▶ [Text]:
┌────────

Blanche was born in the 16th arrondissement of Paris on January 1, 1861 and received his education at the prestigious Lycée Condorcet. His father, whose name he shared, was a successful psychiatrist who ran a fashionable clinic on the heights of Montmartre, and he was brought up in the rich Parisian neighborhood of Passy in a house that had belonged to the Princesse de Lamballe. As he grew up, he encountered many remarkable artists. His father's drawing room was frequented by many of the Parisian celebrities in literature and the arts — including Jules Michelet, Charles Renouvier, Hector Berlioz, Camille Corot, Louis Français, and numerous others. At Dr. Blanche's house there were regular Saturday meetings devoted either to some artistic performance or to conversation about aesthetic or literary subjects. Some of Berlioz's Les Troyens was first sung by Anne Charton-Demeur for guests of Dr. Blanche.

==Career==
Although Blanche received some instruction in painting from Henri Gervex and Pierre-Auguste Renoir, he may be regarded as self-taught. He became a successful portrait painter, with a style derived from 18th-century English painters such as Thomas Gainsborough as well as Édouard Manet and John Singer Sargent. He worked in London, where he spent time from 1870 and was a member of the New English Art Club (NEAC). In Paris he exhibited at the Salon and the Société Nationale des Beaux-Arts. One of his closest friends was Marcel Proust, who helped edit several of Blanche's publications. He also knew Henry James and is mentioned in Gertrude Stein's The Autobiography of Alice B. Toklas. In Paris, at the Académie Vitti, he took a portraiture class with Canada’s first female battlefield artist Mary Riter Hamilton.

└────────

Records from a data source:

┌────────

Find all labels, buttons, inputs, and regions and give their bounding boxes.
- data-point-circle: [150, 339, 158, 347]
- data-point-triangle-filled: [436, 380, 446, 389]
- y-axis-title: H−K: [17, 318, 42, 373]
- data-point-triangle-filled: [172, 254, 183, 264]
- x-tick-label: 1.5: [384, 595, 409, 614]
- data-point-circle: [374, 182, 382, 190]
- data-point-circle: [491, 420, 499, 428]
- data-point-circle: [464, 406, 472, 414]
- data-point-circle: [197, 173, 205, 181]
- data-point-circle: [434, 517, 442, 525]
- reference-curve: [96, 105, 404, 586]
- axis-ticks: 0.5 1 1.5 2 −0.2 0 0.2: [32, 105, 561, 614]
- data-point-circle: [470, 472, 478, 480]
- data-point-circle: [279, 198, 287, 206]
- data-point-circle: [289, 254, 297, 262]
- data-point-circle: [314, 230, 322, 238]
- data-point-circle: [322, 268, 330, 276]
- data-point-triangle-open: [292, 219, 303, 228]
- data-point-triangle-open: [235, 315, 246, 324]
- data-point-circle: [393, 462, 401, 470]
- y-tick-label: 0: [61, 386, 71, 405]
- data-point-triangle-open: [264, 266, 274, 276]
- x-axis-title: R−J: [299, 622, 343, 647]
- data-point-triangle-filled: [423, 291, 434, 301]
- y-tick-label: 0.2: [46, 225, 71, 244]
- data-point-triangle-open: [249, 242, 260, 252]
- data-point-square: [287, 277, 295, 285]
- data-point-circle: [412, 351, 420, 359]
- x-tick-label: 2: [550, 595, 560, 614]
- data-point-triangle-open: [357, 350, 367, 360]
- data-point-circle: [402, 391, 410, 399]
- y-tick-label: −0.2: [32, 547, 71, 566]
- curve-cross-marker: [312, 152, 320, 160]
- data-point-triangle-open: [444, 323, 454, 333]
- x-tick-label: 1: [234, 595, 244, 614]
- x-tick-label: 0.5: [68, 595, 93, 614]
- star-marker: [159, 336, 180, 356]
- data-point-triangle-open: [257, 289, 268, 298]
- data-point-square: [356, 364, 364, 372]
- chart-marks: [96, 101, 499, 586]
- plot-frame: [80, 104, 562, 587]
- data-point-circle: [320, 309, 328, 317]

└────────

▶ [Exercise requirements]:
1 – Name every person the Blanche biography lists as frequenting his father's drawing room.
2 – According to the Blanche biography, at which school was Blanche educated?

▶ [Set of answers]:
1 – Jules Michelet, Charles Renouvier, Hector Berlioz, Camille Corot, and Louis Français.

2 – The Lycée Condorcet.